>> begin

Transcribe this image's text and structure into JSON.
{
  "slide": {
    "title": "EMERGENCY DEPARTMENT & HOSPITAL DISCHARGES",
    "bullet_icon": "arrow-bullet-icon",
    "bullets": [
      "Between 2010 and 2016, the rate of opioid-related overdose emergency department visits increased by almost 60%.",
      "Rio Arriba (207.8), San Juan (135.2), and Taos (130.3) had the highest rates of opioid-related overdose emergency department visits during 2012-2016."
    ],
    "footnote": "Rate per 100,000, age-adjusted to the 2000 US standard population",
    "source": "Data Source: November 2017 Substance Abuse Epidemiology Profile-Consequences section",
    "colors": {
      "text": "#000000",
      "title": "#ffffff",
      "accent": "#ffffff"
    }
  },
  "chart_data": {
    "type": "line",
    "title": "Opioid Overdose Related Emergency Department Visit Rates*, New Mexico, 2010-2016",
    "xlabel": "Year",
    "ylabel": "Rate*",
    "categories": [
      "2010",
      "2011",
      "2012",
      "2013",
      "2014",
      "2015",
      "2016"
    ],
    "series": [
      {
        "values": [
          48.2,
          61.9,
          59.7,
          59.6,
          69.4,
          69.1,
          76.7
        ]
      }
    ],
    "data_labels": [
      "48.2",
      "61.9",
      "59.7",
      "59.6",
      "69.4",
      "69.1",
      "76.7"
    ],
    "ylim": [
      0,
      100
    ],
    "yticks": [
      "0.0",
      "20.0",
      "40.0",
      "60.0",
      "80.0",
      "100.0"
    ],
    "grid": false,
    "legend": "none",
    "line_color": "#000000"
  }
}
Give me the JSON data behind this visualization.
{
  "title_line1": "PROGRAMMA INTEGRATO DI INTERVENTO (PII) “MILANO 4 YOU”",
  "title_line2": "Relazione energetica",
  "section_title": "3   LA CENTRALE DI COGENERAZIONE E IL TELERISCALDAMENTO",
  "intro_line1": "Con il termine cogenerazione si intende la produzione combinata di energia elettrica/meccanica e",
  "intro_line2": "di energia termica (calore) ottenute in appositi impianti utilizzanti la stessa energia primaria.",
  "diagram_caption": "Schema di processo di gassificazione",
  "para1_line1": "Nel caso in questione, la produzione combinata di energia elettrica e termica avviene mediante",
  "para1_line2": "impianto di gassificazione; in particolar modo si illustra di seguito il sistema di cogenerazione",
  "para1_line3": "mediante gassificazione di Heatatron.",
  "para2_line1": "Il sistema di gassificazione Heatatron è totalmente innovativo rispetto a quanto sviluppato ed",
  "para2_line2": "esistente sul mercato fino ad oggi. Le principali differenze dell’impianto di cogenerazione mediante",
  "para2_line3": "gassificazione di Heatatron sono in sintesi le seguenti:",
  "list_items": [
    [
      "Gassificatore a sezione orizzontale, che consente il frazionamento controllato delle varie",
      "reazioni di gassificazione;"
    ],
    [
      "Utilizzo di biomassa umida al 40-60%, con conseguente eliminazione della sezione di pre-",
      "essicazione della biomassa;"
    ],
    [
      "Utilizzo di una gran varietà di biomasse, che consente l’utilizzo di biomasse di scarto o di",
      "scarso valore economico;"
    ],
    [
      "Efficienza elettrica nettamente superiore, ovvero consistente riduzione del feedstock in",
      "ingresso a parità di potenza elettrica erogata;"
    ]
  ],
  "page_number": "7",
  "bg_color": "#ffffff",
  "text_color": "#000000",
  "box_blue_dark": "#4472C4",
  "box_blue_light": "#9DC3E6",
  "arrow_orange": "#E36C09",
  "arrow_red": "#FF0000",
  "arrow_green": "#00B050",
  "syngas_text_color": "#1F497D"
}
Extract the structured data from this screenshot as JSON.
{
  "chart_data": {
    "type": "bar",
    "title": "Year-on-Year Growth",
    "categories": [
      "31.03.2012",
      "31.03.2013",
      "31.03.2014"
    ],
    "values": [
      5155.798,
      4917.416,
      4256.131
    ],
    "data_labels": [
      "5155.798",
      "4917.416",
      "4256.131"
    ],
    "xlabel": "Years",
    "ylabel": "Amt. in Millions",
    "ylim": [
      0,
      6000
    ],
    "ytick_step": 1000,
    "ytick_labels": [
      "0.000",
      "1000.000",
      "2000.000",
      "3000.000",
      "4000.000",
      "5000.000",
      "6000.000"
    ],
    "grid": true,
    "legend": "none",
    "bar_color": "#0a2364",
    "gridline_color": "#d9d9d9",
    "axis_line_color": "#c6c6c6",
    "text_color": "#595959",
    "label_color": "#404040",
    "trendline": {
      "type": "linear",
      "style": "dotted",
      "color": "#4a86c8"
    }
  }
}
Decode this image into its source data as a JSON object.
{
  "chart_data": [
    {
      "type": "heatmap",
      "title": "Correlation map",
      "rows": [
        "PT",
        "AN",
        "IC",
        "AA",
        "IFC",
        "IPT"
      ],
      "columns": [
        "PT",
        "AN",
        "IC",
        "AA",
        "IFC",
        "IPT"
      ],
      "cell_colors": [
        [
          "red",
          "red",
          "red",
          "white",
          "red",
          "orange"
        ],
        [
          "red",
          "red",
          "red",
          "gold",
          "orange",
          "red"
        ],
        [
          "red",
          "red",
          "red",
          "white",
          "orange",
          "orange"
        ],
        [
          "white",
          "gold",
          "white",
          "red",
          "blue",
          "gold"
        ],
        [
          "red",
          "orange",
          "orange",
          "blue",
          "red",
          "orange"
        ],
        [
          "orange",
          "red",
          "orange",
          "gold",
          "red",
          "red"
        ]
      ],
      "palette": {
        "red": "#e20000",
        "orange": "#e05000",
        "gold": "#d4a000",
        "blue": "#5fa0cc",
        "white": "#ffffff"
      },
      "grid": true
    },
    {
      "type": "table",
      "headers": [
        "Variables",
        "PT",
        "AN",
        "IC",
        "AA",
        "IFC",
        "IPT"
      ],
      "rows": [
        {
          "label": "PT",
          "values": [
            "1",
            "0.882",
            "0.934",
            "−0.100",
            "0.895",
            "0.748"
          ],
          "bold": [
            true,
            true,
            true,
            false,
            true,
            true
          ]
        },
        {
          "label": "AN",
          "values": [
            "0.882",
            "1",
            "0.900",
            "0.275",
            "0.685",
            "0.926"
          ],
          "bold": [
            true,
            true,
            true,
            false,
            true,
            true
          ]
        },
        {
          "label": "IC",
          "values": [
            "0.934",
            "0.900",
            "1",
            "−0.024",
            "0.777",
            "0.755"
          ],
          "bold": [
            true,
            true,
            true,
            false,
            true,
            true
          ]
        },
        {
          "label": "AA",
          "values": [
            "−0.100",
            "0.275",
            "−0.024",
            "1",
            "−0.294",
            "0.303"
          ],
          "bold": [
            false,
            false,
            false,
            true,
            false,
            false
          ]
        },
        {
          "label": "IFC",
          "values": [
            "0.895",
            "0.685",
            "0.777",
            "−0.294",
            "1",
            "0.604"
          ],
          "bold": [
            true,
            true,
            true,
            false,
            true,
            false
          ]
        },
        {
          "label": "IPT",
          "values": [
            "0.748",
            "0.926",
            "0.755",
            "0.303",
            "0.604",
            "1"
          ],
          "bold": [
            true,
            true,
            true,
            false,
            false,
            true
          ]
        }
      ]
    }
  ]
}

>> end

Work to do:
Retype all the records, matching them exactly.

Worked solution:
Transcribe this image's text and structure into JSON.
{
  "slide": {
    "title": "EMERGENCY DEPARTMENT & HOSPITAL DISCHARGES",
    "bullet_icon": "arrow-bullet-icon",
    "bullets": [
      "Between 2010 and 2016, the rate of opioid-related overdose emergency department visits increased by almost 60%.",
      "Rio Arriba (207.8), San Juan (135.2), and Taos (130.3) had the highest rates of opioid-related overdose emergency department visits during 2012-2016."
    ],
    "footnote": "Rate per 100,000, age-adjusted to the 2000 US standard population",
    "source": "Data Source: November 2017 Substance Abuse Epidemiology Profile-Consequences section",
    "colors": {
      "text": "#000000",
      "title": "#ffffff",
      "accent": "#ffffff"
    }
  },
  "chart_data": {
    "type": "line",
    "title": "Opioid Overdose Related Emergency Department Visit Rates*, New Mexico, 2010-2016",
    "xlabel": "Year",
    "ylabel": "Rate*",
    "categories": [
      "2010",
      "2011",
      "2012",
      "2013",
      "2014",
      "2015",
      "2016"
    ],
    "series": [
      {
        "values": [
          48.2,
          61.9,
          59.7,
          59.6,
          69.4,
          69.1,
          76.7
        ]
      }
    ],
    "data_labels": [
      "48.2",
      "61.9",
      "59.7",
      "59.6",
      "69.4",
      "69.1",
      "76.7"
    ],
    "ylim": [
      0,
      100
    ],
    "yticks": [
      "0.0",
      "20.0",
      "40.0",
      "60.0",
      "80.0",
      "100.0"
    ],
    "grid": false,
    "legend": "none",
    "line_color": "#000000"
  }
}
Give me the JSON data behind this visualization.
{
  "title_line1": "PROGRAMMA INTEGRATO DI INTERVENTO (PII) “MILANO 4 YOU”",
  "title_line2": "Relazione energetica",
  "section_title": "3   LA CENTRALE DI COGENERAZIONE E IL TELERISCALDAMENTO",
  "intro_line1": "Con il termine cogenerazione si intende la produzione combinata di energia elettrica/meccanica e",
  "intro_line2": "di energia termica (calore) ottenute in appositi impianti utilizzanti la stessa energia primaria.",
  "diagram_caption": "Schema di processo di gassificazione",
  "para1_line1": "Nel caso in questione, la produzione combinata di energia elettrica e termica avviene mediante",
  "para1_line2": "impianto di gassificazione; in particolar modo si illustra di seguito il sistema di cogenerazione",
  "para1_line3": "mediante gassificazione di Heatatron.",
  "para2_line1": "Il sistema di gassificazione Heatatron è totalmente innovativo rispetto a quanto sviluppato ed",
  "para2_line2": "esistente sul mercato fino ad oggi. Le principali differenze dell’impianto di cogenerazione mediante",
  "para2_line3": "gassificazione di Heatatron sono in sintesi le seguenti:",
  "list_items": [
    [
      "Gassificatore a sezione orizzontale, che consente il frazionamento controllato delle varie",
      "reazioni di gassificazione;"
    ],
    [
      "Utilizzo di biomassa umida al 40-60%, con conseguente eliminazione della sezione di pre-",
      "essicazione della biomassa;"
    ],
    [
      "Utilizzo di una gran varietà di biomasse, che consente l’utilizzo di biomasse di scarto o di",
      "scarso valore economico;"
    ],
    [
      "Efficienza elettrica nettamente superiore, ovvero consistente riduzione del feedstock in",
      "ingresso a parità di potenza elettrica erogata;"
    ]
  ],
  "page_number": "7",
  "bg_color": "#ffffff",
  "text_color": "#000000",
  "box_blue_dark": "#4472C4",
  "box_blue_light": "#9DC3E6",
  "arrow_orange": "#E36C09",
  "arrow_red": "#FF0000",
  "arrow_green": "#00B050",
  "syngas_text_color": "#1F497D"
}
Extract the structured data from this screenshot as JSON.
{
  "chart_data": {
    "type": "bar",
    "title": "Year-on-Year Growth",
    "categories": [
      "31.03.2012",
      "31.03.2013",
      "31.03.2014"
    ],
    "values": [
      5155.798,
      4917.416,
      4256.131
    ],
    "data_labels": [
      "5155.798",
      "4917.416",
      "4256.131"
    ],
    "xlabel": "Years",
    "ylabel": "Amt. in Millions",
    "ylim": [
      0,
      6000
    ],
    "ytick_step": 1000,
    "ytick_labels": [
      "0.000",
      "1000.000",
      "2000.000",
      "3000.000",
      "4000.000",
      "5000.000",
      "6000.000"
    ],
    "grid": true,
    "legend": "none",
    "bar_color": "#0a2364",
    "gridline_color": "#d9d9d9",
    "axis_line_color": "#c6c6c6",
    "text_color": "#595959",
    "label_color": "#404040",
    "trendline": {
      "type": "linear",
      "style": "dotted",
      "color": "#4a86c8"
    }
  }
}
Decode this image into its source data as a JSON object.
{
  "chart_data": [
    {
      "type": "heatmap",
      "title": "Correlation map",
      "rows": [
        "PT",
        "AN",
        "IC",
        "AA",
        "IFC",
        "IPT"
      ],
      "columns": [
        "PT",
        "AN",
        "IC",
        "AA",
        "IFC",
        "IPT"
      ],
      "cell_colors": [
        [
          "red",
          "red",
          "red",
          "white",
          "red",
          "orange"
        ],
        [
          "red",
          "red",
          "red",
          "gold",
          "orange",
          "red"
        ],
        [
          "red",
          "red",
          "red",
          "white",
          "orange",
          "orange"
        ],
        [
          "white",
          "gold",
          "white",
          "red",
          "blue",
          "gold"
        ],
        [
          "red",
          "orange",
          "orange",
          "blue",
          "red",
          "orange"
        ],
        [
          "orange",
          "red",
          "orange",
          "gold",
          "red",
          "red"
        ]
      ],
      "palette": {
        "red": "#e20000",
        "orange": "#e05000",
        "gold": "#d4a000",
        "blue": "#5fa0cc",
        "white": "#ffffff"
      },
      "grid": true
    },
    {
      "type": "table",
      "headers": [
        "Variables",
        "PT",
        "AN",
        "IC",
        "AA",
        "IFC",
        "IPT"
      ],
      "rows": [
        {
          "label": "PT",
          "values": [
            "1",
            "0.882",
            "0.934",
            "−0.100",
            "0.895",
            "0.748"
          ],
          "bold": [
            true,
            true,
            true,
            false,
            true,
            true
          ]
        },
        {
          "label": "AN",
          "values": [
            "0.882",
            "1",
            "0.900",
            "0.275",
            "0.685",
            "0.926"
          ],
          "bold": [
            true,
            true,
            true,
            false,
            true,
            true
          ]
        },
        {
          "label": "IC",
          "values": [
            "0.934",
            "0.900",
            "1",
            "−0.024",
            "0.777",
            "0.755"
          ],
          "bold": [
            true,
            true,
            true,
            false,
            true,
            true
          ]
        },
        {
          "label": "AA",
          "values": [
            "−0.100",
            "0.275",
            "−0.024",
            "1",
            "−0.294",
            "0.303"
          ],
          "bold": [
            false,
            false,
            false,
            true,
            false,
            false
          ]
        },
        {
          "label": "IFC",
          "values": [
            "0.895",
            "0.685",
            "0.777",
            "−0.294",
            "1",
            "0.604"
          ],
          "bold": [
            true,
            true,
            true,
            false,
            true,
            false
          ]
        },
        {
          "label": "IPT",
          "values": [
            "0.748",
            "0.926",
            "0.755",
            "0.303",
            "0.604",
            "1"
          ],
          "bold": [
            true,
            true,
            true,
            false,
            false,
            true
          ]
        }
      ]
    }
  ]
}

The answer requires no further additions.